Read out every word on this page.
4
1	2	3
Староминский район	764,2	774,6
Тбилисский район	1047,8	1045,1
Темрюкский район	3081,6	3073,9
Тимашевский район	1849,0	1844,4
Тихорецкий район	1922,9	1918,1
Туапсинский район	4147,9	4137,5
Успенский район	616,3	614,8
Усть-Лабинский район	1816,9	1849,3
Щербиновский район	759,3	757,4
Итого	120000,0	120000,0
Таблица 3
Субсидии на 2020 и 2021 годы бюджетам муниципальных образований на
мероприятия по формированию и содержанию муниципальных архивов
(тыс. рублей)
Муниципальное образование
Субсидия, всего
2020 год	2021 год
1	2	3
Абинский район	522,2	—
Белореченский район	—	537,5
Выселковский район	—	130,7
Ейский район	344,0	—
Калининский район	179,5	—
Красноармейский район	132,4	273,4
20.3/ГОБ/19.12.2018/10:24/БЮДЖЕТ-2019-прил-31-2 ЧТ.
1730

####################

- _Direction_:
Copy down the whole of the data above, matching it exactly.

- _Result for this task_:
Read out every word on this page.
4
1	2	3
Староминский район	764,2	774,6
Тбилисский район	1047,8	1045,1
Темрюкский район	3081,6	3073,9
Тимашевский район	1849,0	1844,4
Тихорецкий район	1922,9	1918,1
Туапсинский район	4147,9	4137,5
Успенский район	616,3	614,8
Усть-Лабинский район	1816,9	1849,3
Щербиновский район	759,3	757,4
Итого	120000,0	120000,0
Таблица 3
Субсидии на 2020 и 2021 годы бюджетам муниципальных образований на
мероприятия по формированию и содержанию муниципальных архивов
(тыс. рублей)
Муниципальное образование
Субсидия, всего
2020 год	2021 год
1	2	3
Абинский район	522,2	—
Белореченский район	—	537,5
Выселковский район	—	130,7
Ейский район	344,0	—
Калининский район	179,5	—
Красноармейский район	132,4	273,4
20.3/ГОБ/19.12.2018/10:24/БЮДЖЕТ-2019-прил-31-2 ЧТ.
1730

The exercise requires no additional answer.